**Requirements:** Present each line of the entries below that holds the word "color".

START

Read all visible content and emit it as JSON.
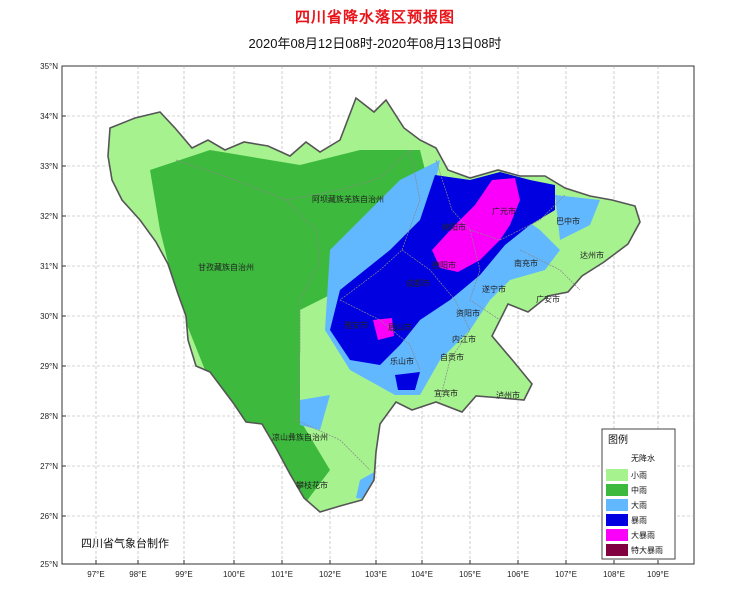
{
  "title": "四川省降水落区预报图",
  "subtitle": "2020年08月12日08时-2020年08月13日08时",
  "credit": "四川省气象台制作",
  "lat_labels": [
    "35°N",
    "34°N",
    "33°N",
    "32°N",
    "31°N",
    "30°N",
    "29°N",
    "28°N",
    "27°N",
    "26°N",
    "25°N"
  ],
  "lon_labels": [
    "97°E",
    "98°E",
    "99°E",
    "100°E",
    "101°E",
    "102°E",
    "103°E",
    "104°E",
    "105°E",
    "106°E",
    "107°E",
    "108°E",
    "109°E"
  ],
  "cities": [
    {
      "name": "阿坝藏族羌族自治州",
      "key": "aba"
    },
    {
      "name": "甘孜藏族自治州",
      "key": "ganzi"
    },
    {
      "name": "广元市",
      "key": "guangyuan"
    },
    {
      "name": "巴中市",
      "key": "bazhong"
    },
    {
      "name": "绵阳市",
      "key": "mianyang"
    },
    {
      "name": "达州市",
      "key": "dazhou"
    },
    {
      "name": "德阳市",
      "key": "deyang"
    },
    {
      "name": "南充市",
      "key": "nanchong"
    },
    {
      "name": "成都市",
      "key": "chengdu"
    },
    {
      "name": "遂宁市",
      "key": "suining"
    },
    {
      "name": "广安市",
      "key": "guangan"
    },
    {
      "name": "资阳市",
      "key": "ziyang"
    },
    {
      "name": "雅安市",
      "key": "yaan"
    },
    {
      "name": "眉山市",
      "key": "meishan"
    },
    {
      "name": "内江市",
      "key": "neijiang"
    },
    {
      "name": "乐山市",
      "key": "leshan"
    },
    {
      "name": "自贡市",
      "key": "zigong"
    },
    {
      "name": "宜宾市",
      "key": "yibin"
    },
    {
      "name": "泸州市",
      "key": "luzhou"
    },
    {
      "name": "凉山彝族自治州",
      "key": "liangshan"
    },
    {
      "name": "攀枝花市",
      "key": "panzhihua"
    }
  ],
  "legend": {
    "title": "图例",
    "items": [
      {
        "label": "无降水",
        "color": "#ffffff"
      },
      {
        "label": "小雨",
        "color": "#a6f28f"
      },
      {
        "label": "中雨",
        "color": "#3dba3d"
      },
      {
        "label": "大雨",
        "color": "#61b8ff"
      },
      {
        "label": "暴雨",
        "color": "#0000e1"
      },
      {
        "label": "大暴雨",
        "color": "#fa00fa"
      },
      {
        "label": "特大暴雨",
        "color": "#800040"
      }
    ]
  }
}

END

**Exercise output:**
        "color": "#ffffff"
        "color": "#a6f28f"
        "color": "#3dba3d"
        "color": "#61b8ff"
        "color": "#0000e1"
        "color": "#fa00fa"
        "color": "#800040"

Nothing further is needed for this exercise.